- Material provided:
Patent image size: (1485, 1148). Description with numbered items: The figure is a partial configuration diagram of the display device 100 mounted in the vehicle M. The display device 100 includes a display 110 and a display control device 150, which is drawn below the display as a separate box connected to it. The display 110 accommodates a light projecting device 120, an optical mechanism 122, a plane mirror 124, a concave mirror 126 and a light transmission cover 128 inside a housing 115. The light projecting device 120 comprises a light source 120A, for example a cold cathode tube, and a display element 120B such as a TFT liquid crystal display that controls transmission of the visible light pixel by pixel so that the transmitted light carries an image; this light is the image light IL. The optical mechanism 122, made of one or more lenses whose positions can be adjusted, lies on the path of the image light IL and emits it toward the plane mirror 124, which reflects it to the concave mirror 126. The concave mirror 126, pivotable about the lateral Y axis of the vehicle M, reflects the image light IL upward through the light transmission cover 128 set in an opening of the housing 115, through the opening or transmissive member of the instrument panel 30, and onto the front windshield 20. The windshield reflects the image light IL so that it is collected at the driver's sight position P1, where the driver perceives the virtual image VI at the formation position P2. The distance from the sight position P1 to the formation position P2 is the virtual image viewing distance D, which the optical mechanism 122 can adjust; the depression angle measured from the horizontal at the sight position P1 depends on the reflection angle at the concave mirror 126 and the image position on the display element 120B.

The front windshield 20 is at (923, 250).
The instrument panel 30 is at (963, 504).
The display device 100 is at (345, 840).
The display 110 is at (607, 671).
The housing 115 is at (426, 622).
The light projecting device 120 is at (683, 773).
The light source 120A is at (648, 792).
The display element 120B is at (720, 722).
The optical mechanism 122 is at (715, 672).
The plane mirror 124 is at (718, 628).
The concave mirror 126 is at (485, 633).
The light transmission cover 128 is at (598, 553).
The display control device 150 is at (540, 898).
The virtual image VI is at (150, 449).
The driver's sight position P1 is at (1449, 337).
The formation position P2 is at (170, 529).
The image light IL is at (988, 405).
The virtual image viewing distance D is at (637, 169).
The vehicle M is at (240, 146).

- Work instructions: Please quote every line of the records above without changing a word.

- Result:
Patent image size: (1485, 1148). Description with numbered items: The figure is a partial configuration diagram of the display device 100 mounted in the vehicle M. The display device 100 includes a display 110 and a display control device 150, which is drawn below the display as a separate box connected to it. The display 110 accommodates a light projecting device 120, an optical mechanism 122, a plane mirror 124, a concave mirror 126 and a light transmission cover 128 inside a housing 115. The light projecting device 120 comprises a light source 120A, for example a cold cathode tube, and a display element 120B such as a TFT liquid crystal display that controls transmission of the visible light pixel by pixel so that the transmitted light carries an image; this light is the image light IL. The optical mechanism 122, made of one or more lenses whose positions can be adjusted, lies on the path of the image light IL and emits it toward the plane mirror 124, which reflects it to the concave mirror 126. The concave mirror 126, pivotable about the lateral Y axis of the vehicle M, reflects the image light IL upward through the light transmission cover 128 set in an opening of the housing 115, through the opening or transmissive member of the instrument panel 30, and onto the front windshield 20. The windshield reflects the image light IL so that it is collected at the driver's sight position P1, where the driver perceives the virtual image VI at the formation position P2. The distance from the sight position P1 to the formation position P2 is the virtual image viewing distance D, which the optical mechanism 122 can adjust; the depression angle measured from the horizontal at the sight position P1 depends on the reflection angle at the concave mirror 126 and the image position on the display element 120B.

The front windshield 20 is at (923, 250).
The instrument panel 30 is at (963, 504).
The display device 100 is at (345, 840).
The display 110 is at (607, 671).
The housing 115 is at (426, 622).
The light projecting device 120 is at (683, 773).
The light source 120A is at (648, 792).
The display element 120B is at (720, 722).
The optical mechanism 122 is at (715, 672).
The plane mirror 124 is at (718, 628).
The concave mirror 126 is at (485, 633).
The light transmission cover 128 is at (598, 553).
The display control device 150 is at (540, 898).
The virtual image VI is at (150, 449).
The driver's sight position P1 is at (1449, 337).
The formation position P2 is at (170, 529).
The image light IL is at (988, 405).
The virtual image viewing distance D is at (637, 169).
The vehicle M is at (240, 146).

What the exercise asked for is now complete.